◆ WHAT YOU SHOULD DO
Each line that follows should be printed again exactly as it stands.

◆ DATASET
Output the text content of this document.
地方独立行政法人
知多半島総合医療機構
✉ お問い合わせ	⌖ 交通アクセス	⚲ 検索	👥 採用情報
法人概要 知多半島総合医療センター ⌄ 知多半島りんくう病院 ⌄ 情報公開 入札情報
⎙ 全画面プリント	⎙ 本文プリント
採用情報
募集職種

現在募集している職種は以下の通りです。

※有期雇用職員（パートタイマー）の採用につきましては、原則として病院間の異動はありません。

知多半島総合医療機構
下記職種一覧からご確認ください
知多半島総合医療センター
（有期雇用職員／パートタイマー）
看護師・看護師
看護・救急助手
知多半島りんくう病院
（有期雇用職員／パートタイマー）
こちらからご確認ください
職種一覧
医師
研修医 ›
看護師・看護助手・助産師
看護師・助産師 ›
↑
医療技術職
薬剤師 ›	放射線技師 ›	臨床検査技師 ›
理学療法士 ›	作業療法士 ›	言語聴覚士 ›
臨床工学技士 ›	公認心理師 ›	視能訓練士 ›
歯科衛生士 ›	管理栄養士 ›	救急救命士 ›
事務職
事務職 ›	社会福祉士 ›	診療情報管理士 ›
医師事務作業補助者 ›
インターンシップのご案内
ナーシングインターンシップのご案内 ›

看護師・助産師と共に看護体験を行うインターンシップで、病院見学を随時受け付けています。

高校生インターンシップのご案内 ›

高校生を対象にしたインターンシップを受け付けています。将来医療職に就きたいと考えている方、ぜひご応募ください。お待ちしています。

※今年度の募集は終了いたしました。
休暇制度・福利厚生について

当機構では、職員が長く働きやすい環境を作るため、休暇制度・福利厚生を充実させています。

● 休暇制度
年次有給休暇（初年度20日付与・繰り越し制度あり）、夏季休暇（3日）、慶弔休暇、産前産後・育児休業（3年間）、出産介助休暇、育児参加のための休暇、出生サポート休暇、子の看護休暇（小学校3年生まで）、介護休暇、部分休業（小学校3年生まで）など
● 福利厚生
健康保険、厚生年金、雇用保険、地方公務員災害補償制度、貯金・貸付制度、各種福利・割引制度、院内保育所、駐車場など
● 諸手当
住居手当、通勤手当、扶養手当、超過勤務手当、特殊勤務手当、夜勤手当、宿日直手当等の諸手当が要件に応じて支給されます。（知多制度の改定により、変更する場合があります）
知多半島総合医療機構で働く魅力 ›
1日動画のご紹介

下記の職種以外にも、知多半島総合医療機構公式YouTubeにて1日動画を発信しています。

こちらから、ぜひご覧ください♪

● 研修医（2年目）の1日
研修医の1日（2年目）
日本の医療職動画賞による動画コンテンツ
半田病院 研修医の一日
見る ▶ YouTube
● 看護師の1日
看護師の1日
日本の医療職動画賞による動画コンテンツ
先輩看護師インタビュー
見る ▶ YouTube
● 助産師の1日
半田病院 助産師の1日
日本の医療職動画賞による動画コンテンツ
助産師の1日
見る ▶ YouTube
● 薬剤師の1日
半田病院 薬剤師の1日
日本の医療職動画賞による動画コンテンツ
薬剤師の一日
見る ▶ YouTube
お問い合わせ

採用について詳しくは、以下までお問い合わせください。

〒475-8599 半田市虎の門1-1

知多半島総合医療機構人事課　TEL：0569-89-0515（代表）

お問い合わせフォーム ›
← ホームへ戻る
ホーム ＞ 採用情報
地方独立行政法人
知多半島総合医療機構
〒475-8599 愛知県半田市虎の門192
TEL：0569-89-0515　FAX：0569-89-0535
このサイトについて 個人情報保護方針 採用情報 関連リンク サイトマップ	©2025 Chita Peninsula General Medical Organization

◆ THE RESULT
Output the text content of this document.
地方独立行政法人
知多半島総合医療機構
✉ お問い合わせ	⌖ 交通アクセス	⚲ 検索	👥 採用情報
法人概要 知多半島総合医療センター ⌄ 知多半島りんくう病院 ⌄ 情報公開 入札情報
⎙ 全画面プリント	⎙ 本文プリント
採用情報
募集職種

現在募集している職種は以下の通りです。

※有期雇用職員（パートタイマー）の採用につきましては、原則として病院間の異動はありません。

知多半島総合医療機構
下記職種一覧からご確認ください
知多半島総合医療センター
（有期雇用職員／パートタイマー）
看護師・看護師
看護・救急助手
知多半島りんくう病院
（有期雇用職員／パートタイマー）
こちらからご確認ください
職種一覧
医師
研修医 ›
看護師・看護助手・助産師
看護師・助産師 ›
↑
医療技術職
薬剤師 ›	放射線技師 ›	臨床検査技師 ›
理学療法士 ›	作業療法士 ›	言語聴覚士 ›
臨床工学技士 ›	公認心理師 ›	視能訓練士 ›
歯科衛生士 ›	管理栄養士 ›	救急救命士 ›
事務職
事務職 ›	社会福祉士 ›	診療情報管理士 ›
医師事務作業補助者 ›
インターンシップのご案内
ナーシングインターンシップのご案内 ›

看護師・助産師と共に看護体験を行うインターンシップで、病院見学を随時受け付けています。

高校生インターンシップのご案内 ›

高校生を対象にしたインターンシップを受け付けています。将来医療職に就きたいと考えている方、ぜひご応募ください。お待ちしています。

※今年度の募集は終了いたしました。
休暇制度・福利厚生について

当機構では、職員が長く働きやすい環境を作るため、休暇制度・福利厚生を充実させています。

● 休暇制度
年次有給休暇（初年度20日付与・繰り越し制度あり）、夏季休暇（3日）、慶弔休暇、産前産後・育児休業（3年間）、出産介助休暇、育児参加のための休暇、出生サポート休暇、子の看護休暇（小学校3年生まで）、介護休暇、部分休業（小学校3年生まで）など
● 福利厚生
健康保険、厚生年金、雇用保険、地方公務員災害補償制度、貯金・貸付制度、各種福利・割引制度、院内保育所、駐車場など
● 諸手当
住居手当、通勤手当、扶養手当、超過勤務手当、特殊勤務手当、夜勤手当、宿日直手当等の諸手当が要件に応じて支給されます。（知多制度の改定により、変更する場合があります）
知多半島総合医療機構で働く魅力 ›
1日動画のご紹介

下記の職種以外にも、知多半島総合医療機構公式YouTubeにて1日動画を発信しています。

こちらから、ぜひご覧ください♪

● 研修医（2年目）の1日
研修医の1日（2年目）
日本の医療職動画賞による動画コンテンツ
半田病院 研修医の一日
見る ▶ YouTube
● 看護師の1日
看護師の1日
日本の医療職動画賞による動画コンテンツ
先輩看護師インタビュー
見る ▶ YouTube
● 助産師の1日
半田病院 助産師の1日
日本の医療職動画賞による動画コンテンツ
助産師の1日
見る ▶ YouTube
● 薬剤師の1日
半田病院 薬剤師の1日
日本の医療職動画賞による動画コンテンツ
薬剤師の一日
見る ▶ YouTube
お問い合わせ

採用について詳しくは、以下までお問い合わせください。

〒475-8599 半田市虎の門1-1

知多半島総合医療機構人事課　TEL：0569-89-0515（代表）

お問い合わせフォーム ›
← ホームへ戻る
ホーム ＞ 採用情報
地方独立行政法人
知多半島総合医療機構
〒475-8599 愛知県半田市虎の門192
TEL：0569-89-0515　FAX：0569-89-0535
このサイトについて 個人情報保護方針 採用情報 関連リンク サイトマップ	©2025 Chita Peninsula General Medical Organization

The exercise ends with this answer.